--- WHAT IS ASKED ---
Find each line with the string "paramos" and report it.

--- DATA SUPPLIED ---
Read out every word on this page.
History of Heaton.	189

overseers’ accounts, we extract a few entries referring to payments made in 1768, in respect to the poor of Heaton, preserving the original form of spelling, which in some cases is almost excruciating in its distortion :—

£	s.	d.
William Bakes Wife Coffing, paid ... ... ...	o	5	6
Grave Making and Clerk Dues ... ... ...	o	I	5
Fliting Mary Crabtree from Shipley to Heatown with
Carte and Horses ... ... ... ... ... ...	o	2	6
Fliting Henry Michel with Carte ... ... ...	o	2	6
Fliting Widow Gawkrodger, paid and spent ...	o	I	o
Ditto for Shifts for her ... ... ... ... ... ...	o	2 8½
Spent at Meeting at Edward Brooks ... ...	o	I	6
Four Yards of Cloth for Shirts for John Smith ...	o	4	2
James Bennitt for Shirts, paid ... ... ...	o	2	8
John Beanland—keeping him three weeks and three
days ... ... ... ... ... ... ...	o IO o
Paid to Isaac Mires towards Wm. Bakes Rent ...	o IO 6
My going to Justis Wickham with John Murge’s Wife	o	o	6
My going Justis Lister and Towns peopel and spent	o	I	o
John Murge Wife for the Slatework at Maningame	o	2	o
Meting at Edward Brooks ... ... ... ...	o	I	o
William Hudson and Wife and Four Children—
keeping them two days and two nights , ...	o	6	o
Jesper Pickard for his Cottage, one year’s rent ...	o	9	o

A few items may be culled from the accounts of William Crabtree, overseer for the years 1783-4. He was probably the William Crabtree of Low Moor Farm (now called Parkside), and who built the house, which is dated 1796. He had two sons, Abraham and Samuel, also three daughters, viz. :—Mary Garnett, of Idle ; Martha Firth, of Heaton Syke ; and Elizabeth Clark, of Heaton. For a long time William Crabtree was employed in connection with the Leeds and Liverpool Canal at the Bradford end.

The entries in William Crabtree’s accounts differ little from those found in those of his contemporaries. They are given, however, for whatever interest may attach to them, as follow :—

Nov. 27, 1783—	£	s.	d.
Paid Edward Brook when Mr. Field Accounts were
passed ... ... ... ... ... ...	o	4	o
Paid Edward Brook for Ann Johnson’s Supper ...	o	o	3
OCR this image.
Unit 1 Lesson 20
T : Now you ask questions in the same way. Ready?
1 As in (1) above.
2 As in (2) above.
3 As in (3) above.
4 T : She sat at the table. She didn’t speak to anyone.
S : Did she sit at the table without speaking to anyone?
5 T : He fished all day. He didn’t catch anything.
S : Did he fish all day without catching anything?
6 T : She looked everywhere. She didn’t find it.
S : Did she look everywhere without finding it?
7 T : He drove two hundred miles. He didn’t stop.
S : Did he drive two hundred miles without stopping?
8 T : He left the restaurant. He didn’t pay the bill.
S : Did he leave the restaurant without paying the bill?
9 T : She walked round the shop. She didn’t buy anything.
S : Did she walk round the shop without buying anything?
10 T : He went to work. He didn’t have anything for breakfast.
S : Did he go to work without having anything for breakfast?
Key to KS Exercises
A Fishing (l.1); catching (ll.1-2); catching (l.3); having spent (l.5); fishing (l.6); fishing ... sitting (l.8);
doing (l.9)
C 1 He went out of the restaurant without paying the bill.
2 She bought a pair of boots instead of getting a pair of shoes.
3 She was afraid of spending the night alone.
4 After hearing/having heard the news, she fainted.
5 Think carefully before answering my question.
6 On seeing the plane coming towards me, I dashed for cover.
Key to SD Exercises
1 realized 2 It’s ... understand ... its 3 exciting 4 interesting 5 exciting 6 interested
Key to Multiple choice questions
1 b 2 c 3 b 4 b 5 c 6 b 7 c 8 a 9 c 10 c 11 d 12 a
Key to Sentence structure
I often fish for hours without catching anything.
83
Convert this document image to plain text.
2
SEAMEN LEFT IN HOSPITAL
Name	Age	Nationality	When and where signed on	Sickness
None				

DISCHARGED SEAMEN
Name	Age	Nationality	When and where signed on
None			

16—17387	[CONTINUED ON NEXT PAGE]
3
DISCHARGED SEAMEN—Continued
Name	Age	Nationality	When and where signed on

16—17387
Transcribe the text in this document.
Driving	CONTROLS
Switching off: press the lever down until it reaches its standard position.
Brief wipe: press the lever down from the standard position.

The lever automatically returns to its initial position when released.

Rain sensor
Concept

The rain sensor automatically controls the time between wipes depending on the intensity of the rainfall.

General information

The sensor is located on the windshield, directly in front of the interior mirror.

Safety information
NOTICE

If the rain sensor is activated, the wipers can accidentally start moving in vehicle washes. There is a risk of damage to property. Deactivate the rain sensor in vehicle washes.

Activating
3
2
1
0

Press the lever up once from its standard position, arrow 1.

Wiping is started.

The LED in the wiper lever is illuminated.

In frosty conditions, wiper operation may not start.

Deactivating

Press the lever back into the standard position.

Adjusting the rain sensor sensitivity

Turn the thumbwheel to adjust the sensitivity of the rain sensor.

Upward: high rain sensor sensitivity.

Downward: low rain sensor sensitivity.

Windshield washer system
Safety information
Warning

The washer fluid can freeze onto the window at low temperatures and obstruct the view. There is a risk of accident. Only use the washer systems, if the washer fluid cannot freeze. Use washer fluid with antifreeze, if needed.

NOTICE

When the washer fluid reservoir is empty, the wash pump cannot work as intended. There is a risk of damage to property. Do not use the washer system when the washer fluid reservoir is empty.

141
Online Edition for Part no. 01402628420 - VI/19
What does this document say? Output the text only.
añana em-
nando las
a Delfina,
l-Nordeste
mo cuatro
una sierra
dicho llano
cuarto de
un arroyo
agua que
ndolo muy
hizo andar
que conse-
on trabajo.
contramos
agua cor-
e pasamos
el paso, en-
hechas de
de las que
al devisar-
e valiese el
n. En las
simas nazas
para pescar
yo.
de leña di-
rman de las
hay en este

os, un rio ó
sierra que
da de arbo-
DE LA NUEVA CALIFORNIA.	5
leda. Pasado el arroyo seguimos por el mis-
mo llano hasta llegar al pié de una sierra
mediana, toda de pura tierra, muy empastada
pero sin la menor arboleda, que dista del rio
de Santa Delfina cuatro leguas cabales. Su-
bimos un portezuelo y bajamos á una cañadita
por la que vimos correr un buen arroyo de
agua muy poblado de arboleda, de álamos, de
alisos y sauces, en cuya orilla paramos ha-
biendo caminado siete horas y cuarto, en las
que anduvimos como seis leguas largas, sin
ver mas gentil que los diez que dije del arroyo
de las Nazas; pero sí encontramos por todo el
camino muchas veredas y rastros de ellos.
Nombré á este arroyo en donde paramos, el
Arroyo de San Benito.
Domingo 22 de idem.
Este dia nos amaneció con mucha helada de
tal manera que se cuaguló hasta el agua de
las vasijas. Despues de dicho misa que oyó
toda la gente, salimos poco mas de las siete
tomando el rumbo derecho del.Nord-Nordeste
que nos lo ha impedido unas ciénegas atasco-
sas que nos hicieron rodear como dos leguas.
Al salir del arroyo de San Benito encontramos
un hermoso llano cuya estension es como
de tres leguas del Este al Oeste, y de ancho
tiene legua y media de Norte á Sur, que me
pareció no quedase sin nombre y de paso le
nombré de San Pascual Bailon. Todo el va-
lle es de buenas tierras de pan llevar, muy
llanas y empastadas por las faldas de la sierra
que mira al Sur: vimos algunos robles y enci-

--- RESPONSE ---
alisos y sauces, en cuya orilla paramos ha-
Nombré á este arroyo en donde paramos, el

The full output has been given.